* [Listed records]
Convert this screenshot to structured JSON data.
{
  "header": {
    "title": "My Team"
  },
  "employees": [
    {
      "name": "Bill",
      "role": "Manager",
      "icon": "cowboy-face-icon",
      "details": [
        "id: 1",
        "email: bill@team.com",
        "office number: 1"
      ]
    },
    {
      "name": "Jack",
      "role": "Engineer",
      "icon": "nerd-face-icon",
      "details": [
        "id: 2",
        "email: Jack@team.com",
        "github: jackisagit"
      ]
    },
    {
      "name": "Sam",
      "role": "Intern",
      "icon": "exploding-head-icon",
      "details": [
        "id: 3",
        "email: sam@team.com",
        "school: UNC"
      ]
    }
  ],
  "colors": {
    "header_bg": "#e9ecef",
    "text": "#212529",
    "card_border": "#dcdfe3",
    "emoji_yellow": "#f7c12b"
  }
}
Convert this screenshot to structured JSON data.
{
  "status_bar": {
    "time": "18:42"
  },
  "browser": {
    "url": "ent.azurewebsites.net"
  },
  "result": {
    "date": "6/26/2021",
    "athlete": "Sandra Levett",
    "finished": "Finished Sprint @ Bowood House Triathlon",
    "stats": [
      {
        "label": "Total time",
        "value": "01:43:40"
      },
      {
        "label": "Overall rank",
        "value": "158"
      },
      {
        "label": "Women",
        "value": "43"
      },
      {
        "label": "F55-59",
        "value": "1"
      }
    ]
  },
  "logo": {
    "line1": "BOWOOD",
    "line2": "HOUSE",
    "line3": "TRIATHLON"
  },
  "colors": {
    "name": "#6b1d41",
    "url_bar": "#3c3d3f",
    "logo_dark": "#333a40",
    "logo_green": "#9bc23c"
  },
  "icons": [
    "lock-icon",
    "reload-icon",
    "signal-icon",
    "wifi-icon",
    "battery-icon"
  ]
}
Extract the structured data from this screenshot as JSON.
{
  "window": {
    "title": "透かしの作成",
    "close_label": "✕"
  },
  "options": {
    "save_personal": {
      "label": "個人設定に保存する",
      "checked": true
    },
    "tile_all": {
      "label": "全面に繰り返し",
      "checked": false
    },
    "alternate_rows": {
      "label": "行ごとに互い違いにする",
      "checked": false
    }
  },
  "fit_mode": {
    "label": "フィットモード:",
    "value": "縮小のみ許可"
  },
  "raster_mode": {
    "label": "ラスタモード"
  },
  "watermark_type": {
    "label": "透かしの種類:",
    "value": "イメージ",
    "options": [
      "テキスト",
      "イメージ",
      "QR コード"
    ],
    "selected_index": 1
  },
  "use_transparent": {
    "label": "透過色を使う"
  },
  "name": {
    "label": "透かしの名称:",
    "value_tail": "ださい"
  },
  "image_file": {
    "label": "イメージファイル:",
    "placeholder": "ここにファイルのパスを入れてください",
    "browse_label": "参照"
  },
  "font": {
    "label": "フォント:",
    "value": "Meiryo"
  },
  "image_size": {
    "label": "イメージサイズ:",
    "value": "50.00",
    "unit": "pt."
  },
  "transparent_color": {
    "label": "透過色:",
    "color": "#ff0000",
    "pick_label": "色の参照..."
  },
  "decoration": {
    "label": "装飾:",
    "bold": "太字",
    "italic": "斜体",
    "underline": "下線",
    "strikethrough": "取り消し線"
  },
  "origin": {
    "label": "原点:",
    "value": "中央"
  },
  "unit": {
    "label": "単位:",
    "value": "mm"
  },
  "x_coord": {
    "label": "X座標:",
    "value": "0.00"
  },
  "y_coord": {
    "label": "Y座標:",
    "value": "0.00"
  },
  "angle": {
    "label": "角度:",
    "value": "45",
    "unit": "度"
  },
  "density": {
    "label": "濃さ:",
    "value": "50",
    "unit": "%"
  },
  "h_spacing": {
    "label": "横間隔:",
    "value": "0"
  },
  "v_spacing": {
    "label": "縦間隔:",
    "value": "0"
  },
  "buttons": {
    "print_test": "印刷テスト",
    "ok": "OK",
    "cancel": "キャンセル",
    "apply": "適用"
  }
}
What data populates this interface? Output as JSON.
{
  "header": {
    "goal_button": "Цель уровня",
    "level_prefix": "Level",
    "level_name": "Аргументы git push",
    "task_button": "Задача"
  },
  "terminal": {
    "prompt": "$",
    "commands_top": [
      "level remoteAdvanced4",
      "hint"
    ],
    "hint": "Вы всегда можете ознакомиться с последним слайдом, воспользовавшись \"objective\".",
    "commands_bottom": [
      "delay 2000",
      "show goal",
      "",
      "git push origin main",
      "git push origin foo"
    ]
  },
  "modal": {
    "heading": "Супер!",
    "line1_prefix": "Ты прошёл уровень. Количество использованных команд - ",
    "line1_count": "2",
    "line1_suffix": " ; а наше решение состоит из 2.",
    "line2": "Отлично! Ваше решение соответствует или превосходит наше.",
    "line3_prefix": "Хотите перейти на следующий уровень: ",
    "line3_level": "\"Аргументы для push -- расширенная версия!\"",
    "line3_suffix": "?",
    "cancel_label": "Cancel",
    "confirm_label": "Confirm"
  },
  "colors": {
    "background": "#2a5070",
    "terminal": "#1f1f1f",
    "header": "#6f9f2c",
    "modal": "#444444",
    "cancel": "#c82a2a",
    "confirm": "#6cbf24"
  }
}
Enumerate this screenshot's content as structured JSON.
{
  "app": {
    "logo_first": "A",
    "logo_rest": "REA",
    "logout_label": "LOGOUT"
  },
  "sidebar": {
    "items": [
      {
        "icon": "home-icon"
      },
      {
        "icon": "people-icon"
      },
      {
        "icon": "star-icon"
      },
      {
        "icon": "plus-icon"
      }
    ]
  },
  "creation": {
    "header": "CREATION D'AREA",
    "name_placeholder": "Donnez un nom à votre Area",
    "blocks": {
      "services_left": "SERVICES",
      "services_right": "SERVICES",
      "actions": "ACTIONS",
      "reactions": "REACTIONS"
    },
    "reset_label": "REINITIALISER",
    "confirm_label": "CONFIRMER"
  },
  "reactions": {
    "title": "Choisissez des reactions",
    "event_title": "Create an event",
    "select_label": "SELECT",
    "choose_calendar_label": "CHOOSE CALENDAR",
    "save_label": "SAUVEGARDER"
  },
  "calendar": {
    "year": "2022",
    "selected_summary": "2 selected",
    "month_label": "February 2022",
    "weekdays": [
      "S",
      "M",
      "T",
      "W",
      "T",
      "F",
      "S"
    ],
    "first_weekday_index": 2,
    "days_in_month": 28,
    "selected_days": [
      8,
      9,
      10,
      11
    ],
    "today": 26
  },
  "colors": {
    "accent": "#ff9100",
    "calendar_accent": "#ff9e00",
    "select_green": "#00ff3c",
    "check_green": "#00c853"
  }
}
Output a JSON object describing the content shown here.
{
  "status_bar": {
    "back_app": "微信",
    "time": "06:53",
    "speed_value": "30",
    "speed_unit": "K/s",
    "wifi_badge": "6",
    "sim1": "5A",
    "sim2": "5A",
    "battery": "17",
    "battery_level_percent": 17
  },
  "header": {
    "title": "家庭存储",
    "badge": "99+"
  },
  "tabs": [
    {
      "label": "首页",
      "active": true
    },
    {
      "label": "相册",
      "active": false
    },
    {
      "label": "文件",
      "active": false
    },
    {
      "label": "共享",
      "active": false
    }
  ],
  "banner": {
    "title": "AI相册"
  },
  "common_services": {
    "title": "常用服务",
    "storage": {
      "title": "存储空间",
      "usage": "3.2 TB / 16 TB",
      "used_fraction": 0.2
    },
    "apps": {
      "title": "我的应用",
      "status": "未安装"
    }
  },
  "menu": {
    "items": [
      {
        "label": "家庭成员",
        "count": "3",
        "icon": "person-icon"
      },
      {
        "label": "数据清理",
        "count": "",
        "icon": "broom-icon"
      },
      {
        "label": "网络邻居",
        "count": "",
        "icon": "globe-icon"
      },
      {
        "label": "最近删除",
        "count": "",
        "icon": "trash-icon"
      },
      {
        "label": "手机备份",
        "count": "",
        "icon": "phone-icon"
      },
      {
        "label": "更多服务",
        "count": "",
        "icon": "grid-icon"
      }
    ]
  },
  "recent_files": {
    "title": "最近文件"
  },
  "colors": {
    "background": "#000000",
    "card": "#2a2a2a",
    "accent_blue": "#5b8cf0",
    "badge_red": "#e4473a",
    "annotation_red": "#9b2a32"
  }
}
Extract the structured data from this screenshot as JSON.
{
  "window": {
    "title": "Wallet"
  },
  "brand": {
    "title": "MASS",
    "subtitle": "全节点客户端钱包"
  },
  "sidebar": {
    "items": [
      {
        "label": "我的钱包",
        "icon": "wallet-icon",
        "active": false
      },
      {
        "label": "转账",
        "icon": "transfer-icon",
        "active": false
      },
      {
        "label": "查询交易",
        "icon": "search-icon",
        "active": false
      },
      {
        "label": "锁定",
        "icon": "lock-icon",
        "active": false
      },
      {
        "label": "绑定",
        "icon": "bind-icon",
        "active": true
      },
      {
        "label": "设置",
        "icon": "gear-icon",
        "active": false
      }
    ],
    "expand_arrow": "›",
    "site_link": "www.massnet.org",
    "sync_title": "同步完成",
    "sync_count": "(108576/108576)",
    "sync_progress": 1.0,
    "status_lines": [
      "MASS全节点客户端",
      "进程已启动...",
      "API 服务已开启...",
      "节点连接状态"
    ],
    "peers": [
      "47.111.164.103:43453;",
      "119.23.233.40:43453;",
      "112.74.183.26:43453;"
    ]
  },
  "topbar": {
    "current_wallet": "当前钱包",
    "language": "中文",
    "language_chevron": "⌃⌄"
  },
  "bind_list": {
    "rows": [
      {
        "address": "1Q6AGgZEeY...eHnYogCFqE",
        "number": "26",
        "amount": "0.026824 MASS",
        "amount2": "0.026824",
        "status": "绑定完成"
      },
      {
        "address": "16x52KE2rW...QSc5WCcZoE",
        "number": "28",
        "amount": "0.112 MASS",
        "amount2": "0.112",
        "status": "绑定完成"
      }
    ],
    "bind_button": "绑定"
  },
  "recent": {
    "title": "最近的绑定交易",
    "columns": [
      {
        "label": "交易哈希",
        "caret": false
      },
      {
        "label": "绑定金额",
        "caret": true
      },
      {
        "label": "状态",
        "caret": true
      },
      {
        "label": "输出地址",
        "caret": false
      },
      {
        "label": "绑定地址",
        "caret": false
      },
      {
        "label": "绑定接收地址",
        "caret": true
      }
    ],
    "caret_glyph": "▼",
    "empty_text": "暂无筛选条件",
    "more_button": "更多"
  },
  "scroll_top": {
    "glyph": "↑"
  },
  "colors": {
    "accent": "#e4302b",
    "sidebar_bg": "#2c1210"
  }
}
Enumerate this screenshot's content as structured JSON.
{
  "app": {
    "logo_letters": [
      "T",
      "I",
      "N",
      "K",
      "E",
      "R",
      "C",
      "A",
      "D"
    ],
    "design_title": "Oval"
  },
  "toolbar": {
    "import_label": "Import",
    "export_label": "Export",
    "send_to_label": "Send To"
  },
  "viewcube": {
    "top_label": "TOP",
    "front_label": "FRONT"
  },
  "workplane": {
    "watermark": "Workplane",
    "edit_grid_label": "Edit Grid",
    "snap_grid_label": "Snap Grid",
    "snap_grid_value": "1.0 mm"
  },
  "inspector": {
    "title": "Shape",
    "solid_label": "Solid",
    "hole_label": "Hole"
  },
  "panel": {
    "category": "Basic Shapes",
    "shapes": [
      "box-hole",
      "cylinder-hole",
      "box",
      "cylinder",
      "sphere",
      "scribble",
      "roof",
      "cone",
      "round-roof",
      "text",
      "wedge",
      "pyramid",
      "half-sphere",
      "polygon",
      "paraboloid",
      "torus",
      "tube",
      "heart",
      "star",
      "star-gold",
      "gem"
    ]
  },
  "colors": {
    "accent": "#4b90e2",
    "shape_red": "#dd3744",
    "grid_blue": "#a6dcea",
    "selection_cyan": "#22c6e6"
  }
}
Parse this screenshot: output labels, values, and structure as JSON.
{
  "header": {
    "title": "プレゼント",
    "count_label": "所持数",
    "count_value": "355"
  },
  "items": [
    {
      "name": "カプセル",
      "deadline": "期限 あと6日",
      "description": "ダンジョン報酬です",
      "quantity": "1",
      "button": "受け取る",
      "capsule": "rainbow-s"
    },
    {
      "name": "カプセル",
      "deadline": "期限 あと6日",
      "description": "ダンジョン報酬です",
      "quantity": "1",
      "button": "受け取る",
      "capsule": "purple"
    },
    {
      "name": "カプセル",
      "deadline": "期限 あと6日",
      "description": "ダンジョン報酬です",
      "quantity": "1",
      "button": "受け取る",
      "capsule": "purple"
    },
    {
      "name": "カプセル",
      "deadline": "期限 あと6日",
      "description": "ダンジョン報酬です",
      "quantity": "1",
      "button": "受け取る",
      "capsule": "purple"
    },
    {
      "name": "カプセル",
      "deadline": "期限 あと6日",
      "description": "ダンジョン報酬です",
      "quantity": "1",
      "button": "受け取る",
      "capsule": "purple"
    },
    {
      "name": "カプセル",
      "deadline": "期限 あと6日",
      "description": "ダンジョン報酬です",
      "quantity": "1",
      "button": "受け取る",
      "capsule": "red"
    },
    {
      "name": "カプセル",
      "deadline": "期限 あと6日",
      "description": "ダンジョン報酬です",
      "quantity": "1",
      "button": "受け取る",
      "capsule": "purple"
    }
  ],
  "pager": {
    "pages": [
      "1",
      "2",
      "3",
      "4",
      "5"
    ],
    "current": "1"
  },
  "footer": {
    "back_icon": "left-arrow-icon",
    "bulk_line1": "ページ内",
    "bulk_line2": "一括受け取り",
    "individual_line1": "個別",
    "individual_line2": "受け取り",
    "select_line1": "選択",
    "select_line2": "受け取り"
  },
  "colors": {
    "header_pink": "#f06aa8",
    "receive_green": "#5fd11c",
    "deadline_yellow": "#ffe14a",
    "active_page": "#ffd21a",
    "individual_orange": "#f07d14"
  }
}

* [Written problem] Look over the listing. Pull out every line with the string "reactions" in it.

* [Exercise response]
      "reactions": "REACTIONS"
  "reactions": {
    "title": "Choisissez des reactions",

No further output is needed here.